*Work to be completed*. Every entry must be repeated exactly. Exclude all pictures.
□ □ □ □ □
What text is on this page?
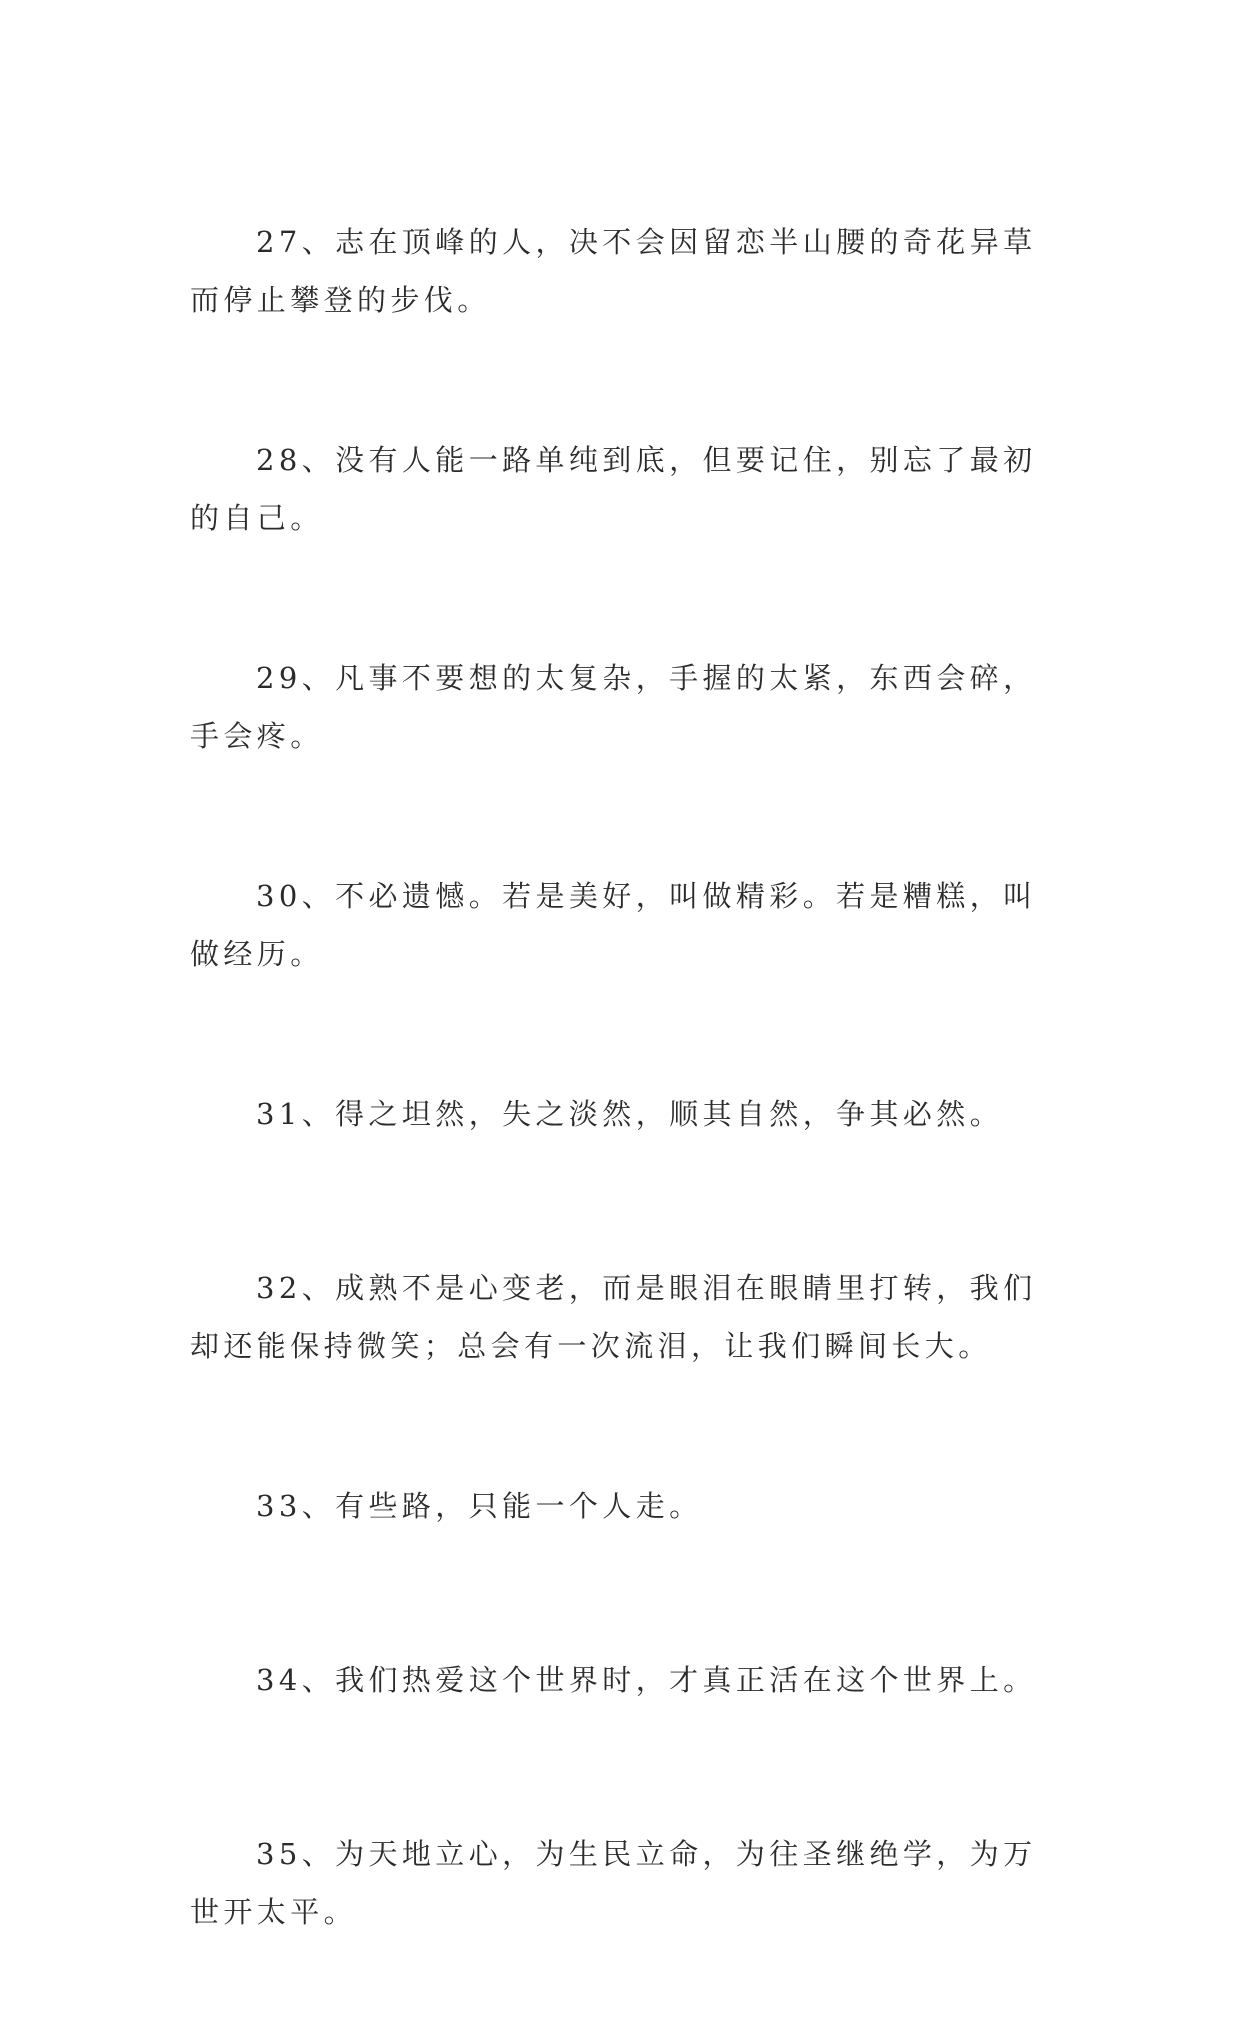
27、志在顶峰的人，决不会因留恋半山腰的奇花异草而停止攀登的步伐。

28、没有人能一路单纯到底，但要记住，别忘了最初的自己。

29、凡事不要想的太复杂，手握的太紧，东西会碎，手会疼。

30、不必遗憾。若是美好，叫做精彩。若是糟糕，叫做经历。

31、得之坦然，失之淡然，顺其自然，争其必然。

32、成熟不是心变老，而是眼泪在眼睛里打转，我们却还能保持微笑；总会有一次流泪，让我们瞬间长大。

33、有些路，只能一个人走。

34、我们热爱这个世界时，才真正活在这个世界上。

35、为天地立心，为生民立命，为往圣继绝学，为万世开太平。
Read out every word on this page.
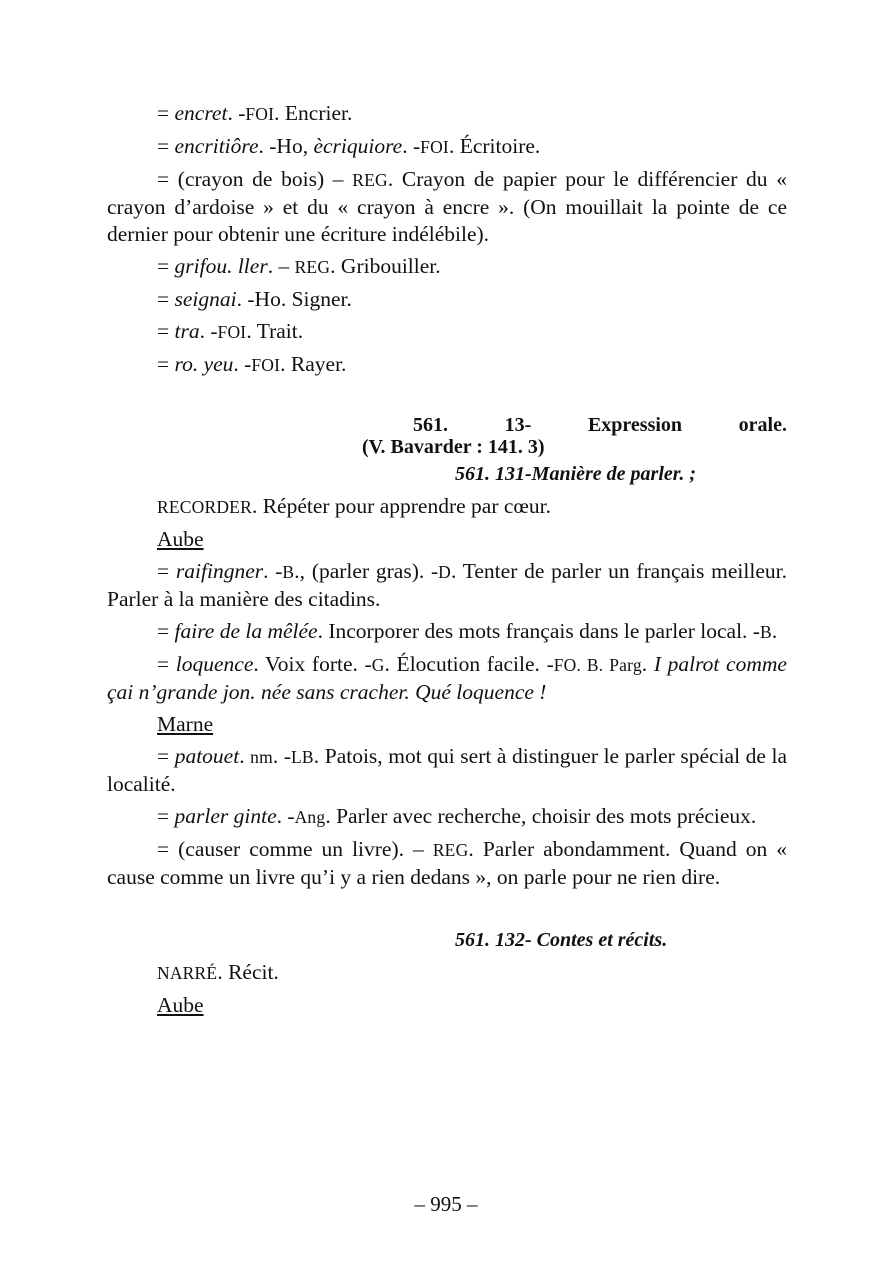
= encret. -FOI. Encrier.

= encritiôre. -Ho, ècriquiore. -FOI. Écritoire.

= (crayon de bois) – REG. Crayon de papier pour le différencier du « crayon d’ardoise » et du « crayon à encre ». (On mouillait la pointe de ce dernier pour obtenir une écriture indélébile).

= grifou. ller. – REG. Gribouiller.

= seignai. -Ho. Signer.

= tra. -FOI. Trait.

= ro. yeu. -FOI. Rayer.

561. 13- Expression orale.

(V. Bavarder : 141. 3)

561. 131-Manière de parler. ;

RECORDER. Répéter pour apprendre par cœur.

Aube

= raifingner. -B., (parler gras). -D. Tenter de parler un français meilleur. Parler à la manière des citadins.

= faire de la mêlée. Incorporer des mots français dans le parler local. -B.

= loquence. Voix forte. -G. Élocution facile. -FO. B. Parg. I palrot comme çai n’grande jon. née sans cracher. Qué loquence !

Marne

= patouet. nm. -LB. Patois, mot qui sert à distinguer le parler spécial de la localité.

= parler ginte. -Ang. Parler avec recherche, choisir des mots précieux.

= (causer comme un livre). – REG. Parler abondamment. Quand on « cause comme un livre qu’i y a rien dedans », on parle pour ne rien dire.

561. 132- Contes et récits.

NARRÉ. Récit.

Aube

– 995 –
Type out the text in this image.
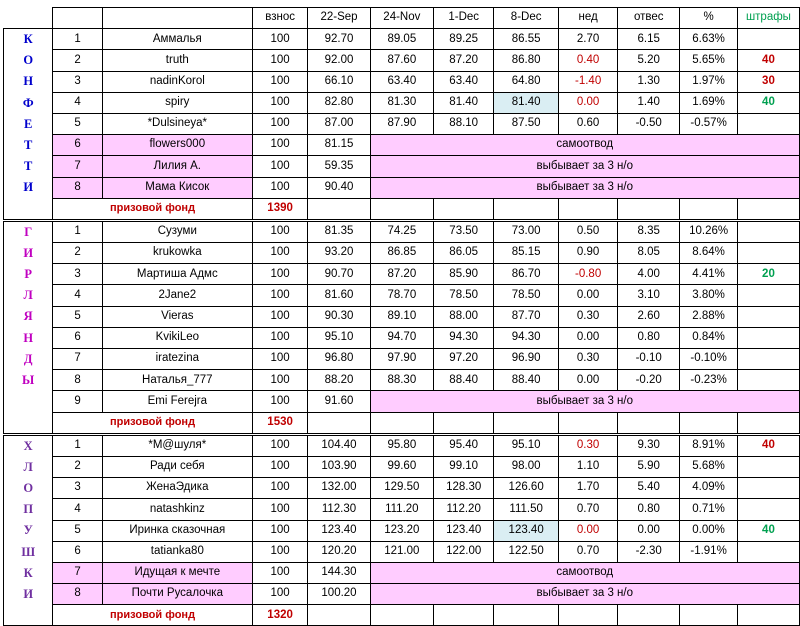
			взнос	22-Sep	24-Nov	1-Dec	8-Dec	нед	отвес	%	штрафы
К	1	Аммалья	100	92.70	89.05	89.25	86.55	2.70	6.15	6.63%	
О	2	truth	100	92.00	87.60	87.20	86.80	0.40	5.20	5.65%	40
Н	3	nadinKorol	100	66.10	63.40	63.40	64.80	-1.40	1.30	1.97%	30
Ф	4	spiry	100	82.80	81.30	81.40	81.40	0.00	1.40	1.69%	40
Е	5	*Dulsineya*	100	87.00	87.90	88.10	87.50	0.60	-0.50	-0.57%	
Т	6	flowers000	100	81.15	самоотвод						
Т	7	Лилия А.	100	59.35	выбывает за 3 н/о						
И	8	Мама Кисок	100	90.40	выбывает за 3 н/о						
	призовой фонд		1390								
Г	1	Сузуми	100	81.35	74.25	73.50	73.00	0.50	8.35	10.26%	
И	2	krukowka	100	93.20	86.85	86.05	85.15	0.90	8.05	8.64%	
Р	3	Мартиша Адмс	100	90.70	87.20	85.90	86.70	-0.80	4.00	4.41%	20
Л	4	2Jane2	100	81.60	78.70	78.50	78.50	0.00	3.10	3.80%	
Я	5	Vieras	100	90.30	89.10	88.00	87.70	0.30	2.60	2.88%	
Н	6	KvikiLeo	100	95.10	94.70	94.30	94.30	0.00	0.80	0.84%	
Д	7	iratezina	100	96.80	97.90	97.20	96.90	0.30	-0.10	-0.10%	
Ы	8	Наталья_777	100	88.20	88.30	88.40	88.40	0.00	-0.20	-0.23%	
	9	Emi Ferejra	100	91.60	выбывает за 3 н/о						
	призовой фонд		1530								
Х	1	*М@шуля*	100	104.40	95.80	95.40	95.10	0.30	9.30	8.91%	40
Л	2	Ради себя	100	103.90	99.60	99.10	98.00	1.10	5.90	5.68%	
О	3	ЖенаЭдика	100	132.00	129.50	128.30	126.60	1.70	5.40	4.09%	
П	4	natashkinz	100	112.30	111.20	112.20	111.50	0.70	0.80	0.71%	
У	5	Иринка сказочная	100	123.40	123.20	123.40	123.40	0.00	0.00	0.00%	40
Ш	6	tatianka80	100	120.20	121.00	122.00	122.50	0.70	-2.30	-1.91%	
К	7	Идущая к мечте	100	144.30	самоотвод						
И	8	Почти Русалочка	100	100.20	выбывает за 3 н/о						
	призовой фонд		1320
□ □ □ □ □
*Exercise response*.
What text is on this page?
27、志在顶峰的人，决不会因留恋半山腰的奇花异草而停止攀登的步伐。

28、没有人能一路单纯到底，但要记住，别忘了最初的自己。

29、凡事不要想的太复杂，手握的太紧，东西会碎，手会疼。

30、不必遗憾。若是美好，叫做精彩。若是糟糕，叫做经历。

31、得之坦然，失之淡然，顺其自然，争其必然。

32、成熟不是心变老，而是眼泪在眼睛里打转，我们却还能保持微笑；总会有一次流泪，让我们瞬间长大。

33、有些路，只能一个人走。

34、我们热爱这个世界时，才真正活在这个世界上。

35、为天地立心，为生民立命，为往圣继绝学，为万世开太平。
Read out every word on this page.
= encret. -FOI. Encrier.

= encritiôre. -Ho, ècriquiore. -FOI. Écritoire.

= (crayon de bois) – REG. Crayon de papier pour le différencier du « crayon d’ardoise » et du « crayon à encre ». (On mouillait la pointe de ce dernier pour obtenir une écriture indélébile).

= grifou. ller. – REG. Gribouiller.

= seignai. -Ho. Signer.

= tra. -FOI. Trait.

= ro. yeu. -FOI. Rayer.

561. 13- Expression orale.

(V. Bavarder : 141. 3)

561. 131-Manière de parler. ;

RECORDER. Répéter pour apprendre par cœur.

Aube

= raifingner. -B., (parler gras). -D. Tenter de parler un français meilleur. Parler à la manière des citadins.

= faire de la mêlée. Incorporer des mots français dans le parler local. -B.

= loquence. Voix forte. -G. Élocution facile. -FO. B. Parg. I palrot comme çai n’grande jon. née sans cracher. Qué loquence !

Marne

= patouet. nm. -LB. Patois, mot qui sert à distinguer le parler spécial de la localité.

= parler ginte. -Ang. Parler avec recherche, choisir des mots précieux.

= (causer comme un livre). – REG. Parler abondamment. Quand on « cause comme un livre qu’i y a rien dedans », on parle pour ne rien dire.

561. 132- Contes et récits.

NARRÉ. Récit.

Aube

– 995 –
Type out the text in this image.
			взнос	22-Sep	24-Nov	1-Dec	8-Dec	нед	отвес	%	штрафы
К	1	Аммалья	100	92.70	89.05	89.25	86.55	2.70	6.15	6.63%	
О	2	truth	100	92.00	87.60	87.20	86.80	0.40	5.20	5.65%	40
Н	3	nadinKorol	100	66.10	63.40	63.40	64.80	-1.40	1.30	1.97%	30
Ф	4	spiry	100	82.80	81.30	81.40	81.40	0.00	1.40	1.69%	40
Е	5	*Dulsineya*	100	87.00	87.90	88.10	87.50	0.60	-0.50	-0.57%	
Т	6	flowers000	100	81.15	самоотвод						
Т	7	Лилия А.	100	59.35	выбывает за 3 н/о						
И	8	Мама Кисок	100	90.40	выбывает за 3 н/о						
	призовой фонд		1390								
Г	1	Сузуми	100	81.35	74.25	73.50	73.00	0.50	8.35	10.26%	
И	2	krukowka	100	93.20	86.85	86.05	85.15	0.90	8.05	8.64%	
Р	3	Мартиша Адмс	100	90.70	87.20	85.90	86.70	-0.80	4.00	4.41%	20
Л	4	2Jane2	100	81.60	78.70	78.50	78.50	0.00	3.10	3.80%	
Я	5	Vieras	100	90.30	89.10	88.00	87.70	0.30	2.60	2.88%	
Н	6	KvikiLeo	100	95.10	94.70	94.30	94.30	0.00	0.80	0.84%	
Д	7	iratezina	100	96.80	97.90	97.20	96.90	0.30	-0.10	-0.10%	
Ы	8	Наталья_777	100	88.20	88.30	88.40	88.40	0.00	-0.20	-0.23%	
	9	Emi Ferejra	100	91.60	выбывает за 3 н/о						
	призовой фонд		1530								
Х	1	*М@шуля*	100	104.40	95.80	95.40	95.10	0.30	9.30	8.91%	40
Л	2	Ради себя	100	103.90	99.60	99.10	98.00	1.10	5.90	5.68%	
О	3	ЖенаЭдика	100	132.00	129.50	128.30	126.60	1.70	5.40	4.09%	
П	4	natashkinz	100	112.30	111.20	112.20	111.50	0.70	0.80	0.71%	
У	5	Иринка сказочная	100	123.40	123.20	123.40	123.40	0.00	0.00	0.00%	40
Ш	6	tatianka80	100	120.20	121.00	122.00	122.50	0.70	-2.30	-1.91%	
К	7	Идущая к мечте	100	144.30	самоотвод						
И	8	Почти Русалочка	100	100.20	выбывает за 3 н/о						
	призовой фонд		1320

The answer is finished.